Exercise task.
Count each line below that has "Российской" anywhere in it. Answer with the total alone.

Lines of data
^^^^

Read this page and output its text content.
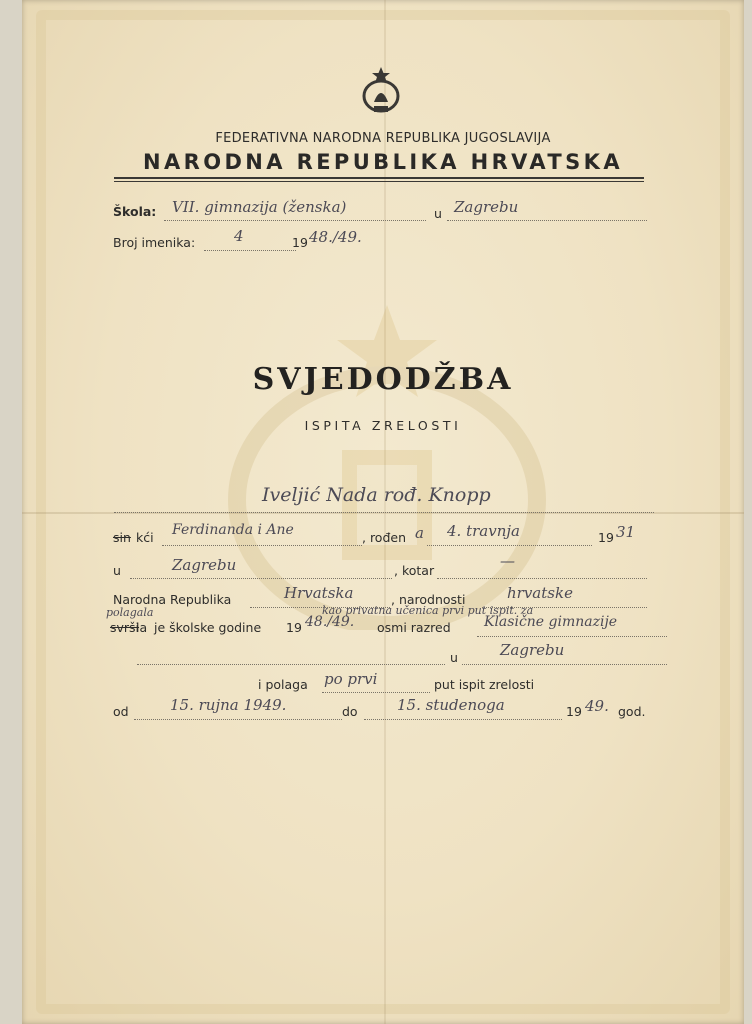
FEDERATIVNA NARODNA REPUBLIKA JUGOSLAVIJA
NARODNA REPUBLIKA HRVATSKA
Škola: VII. gimnazija (ženska)	u Zagrebu
Broj imenika:	4	19 48./49.
SVJEDODŽBA
ISPITA ZRELOSTI
Ivelјić Nada rođ. Knopp
sin kći Ferdinanda i Ane	, rođen a 4. travnja	19 31
u	Zagrebu	, kotar
—
Narodna Republika	Hrvatska	, narodnosti	hrvatske
kao privatna učenica prvi put ispit. za
polagala
svrši
la je školske godine 19 48./49. osmi razred Klasične gimnazije
u	Zagrebu
i polaga po prvi	put ispit zrelosti
od	15. rujna 1949.	do	15. studenoga	19 49. god.
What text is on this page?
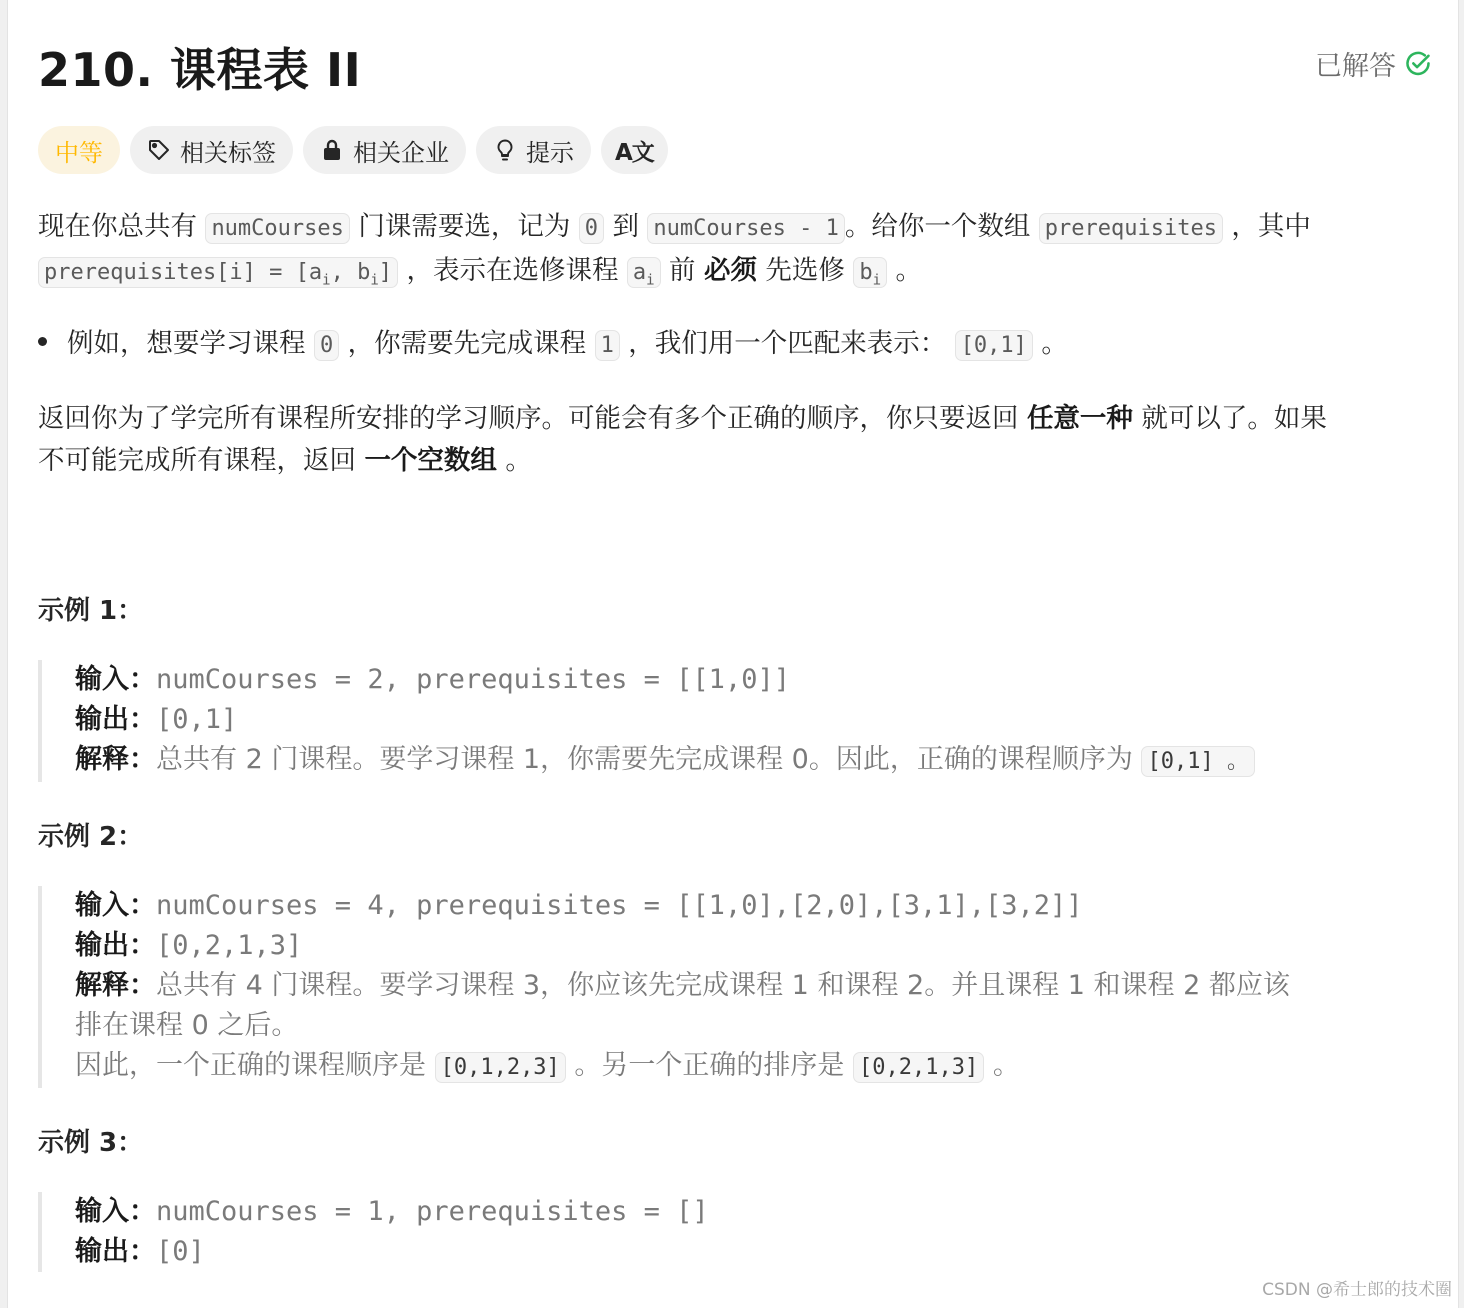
210. 课程表 II	已解答
中等	相关标签	相关企业	提示 A文
现在你总共有 numCourses 门课需要选，记为 0 到 numCourses - 1 。给你一个数组 prerequisites ，其中
prerequisites[i] = [$a_i$, $b_i$] ，表示在选修课程 $a_i$ 前 必须 先选修 $b_i$ 。
例如，想要学习课程 0 ，你需要先完成课程 1 ，我们用一个匹配来表示： [0,1] 。
返回你为了学完所有课程所安排的学习顺序。可能会有多个正确的顺序，你只要返回 任意一种 就可以了。如果
不可能完成所有课程，返回 一个空数组 。
示例 1：
输入：numCourses = 2, prerequisites = [[1,0]]
输出：[0,1]
解释：总共有 2 门课程。要学习课程 1，你需要先完成课程 0。因此，正确的课程顺序为 [0,1] 。
示例 2：
输入：numCourses = 4, prerequisites = [[1,0],[2,0],[3,1],[3,2]]
输出：[0,2,1,3]
解释：总共有 4 门课程。要学习课程 3，你应该先完成课程 1 和课程 2。并且课程 1 和课程 2 都应该
排在课程 0 之后。
因此，一个正确的课程顺序是 [0,1,2,3] 。另一个正确的排序是 [0,2,1,3] 。
示例 3：
输入：numCourses = 1, prerequisites = []
输出：[0]
CSDN @希士郎的技术圈
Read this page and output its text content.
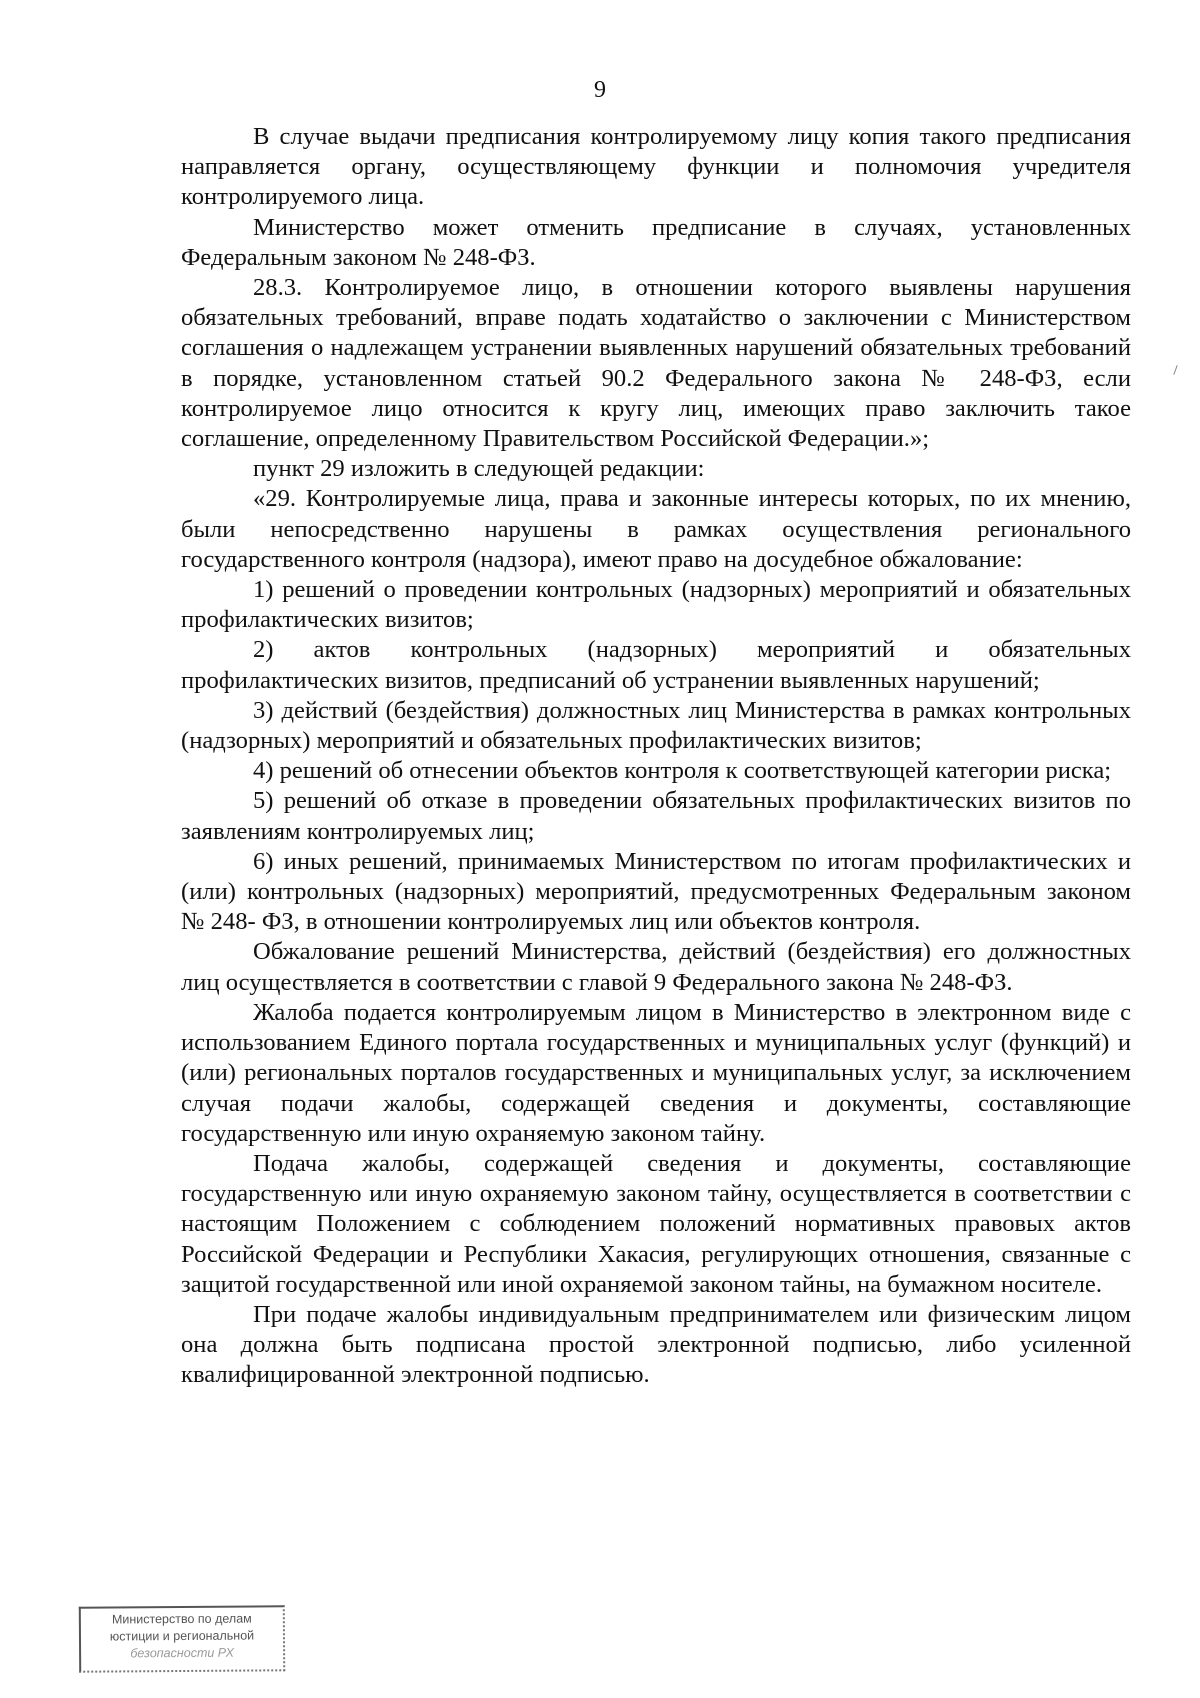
9

В случае выдачи предписания контролируемому лицу копия такого предписания направляется органу, осуществляющему функции и полномочия учредителя контролируемого лица.

Министерство может отменить предписание в случаях, установленных Федеральным законом № 248-ФЗ.

28.3. Контролируемое лицо, в отношении которого выявлены нарушения обязательных требований, вправе подать ходатайство о заключении с Министерством соглашения о надлежащем устранении выявленных нарушений обязательных требований в порядке, установленном статьей 90.2 Федерального закона № 248-ФЗ, если контролируемое лицо относится к кругу лиц, имеющих право заключить такое соглашение, определенному Правительством Российской Федерации.»;

пункт 29 изложить в следующей редакции:

«29. Контролируемые лица, права и законные интересы которых, по их мнению, были непосредственно нарушены в рамках осуществления регионального государственного контроля (надзора), имеют право на досудебное обжалование:

1) решений о проведении контрольных (надзорных) мероприятий и обязательных профилактических визитов;

2) актов контрольных (надзорных) мероприятий и обязательных профилактических визитов, предписаний об устранении выявленных нарушений;

3) действий (бездействия) должностных лиц Министерства в рамках контрольных (надзорных) мероприятий и обязательных профилактических визитов;

4) решений об отнесении объектов контроля к соответствующей категории риска;

5) решений об отказе в проведении обязательных профилактических визитов по заявлениям контролируемых лиц;

6) иных решений, принимаемых Министерством по итогам профилактических и (или) контрольных (надзорных) мероприятий, предусмотренных Федеральным законом № 248- ФЗ, в отношении контролируемых лиц или объектов контроля.

Обжалование решений Министерства, действий (бездействия) его должностных лиц осуществляется в соответствии с главой 9 Федерального закона № 248-ФЗ.

Жалоба подается контролируемым лицом в Министерство в электронном виде с использованием Единого портала государственных и муниципальных услуг (функций) и (или) региональных порталов государственных и муниципальных услуг, за исключением случая подачи жалобы, содержащей сведения и документы, составляющие государственную или иную охраняемую законом тайну.

Подача жалобы, содержащей сведения и документы, составляющие государственную или иную охраняемую законом тайну, осуществляется в соответствии с настоящим Положением с соблюдением положений нормативных правовых актов Российской Федерации и Республики Хакасия, регулирующих отношения, связанные с защитой государственной или иной охраняемой законом тайны, на бумажном носителе.

При подаче жалобы индивидуальным предпринимателем или физическим лицом она должна быть подписана простой электронной подписью, либо усиленной квалифицированной электронной подписью.

Министерство по делам
юстиции и региональной
безопасности РХ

^^^^

Output for this exercise.
2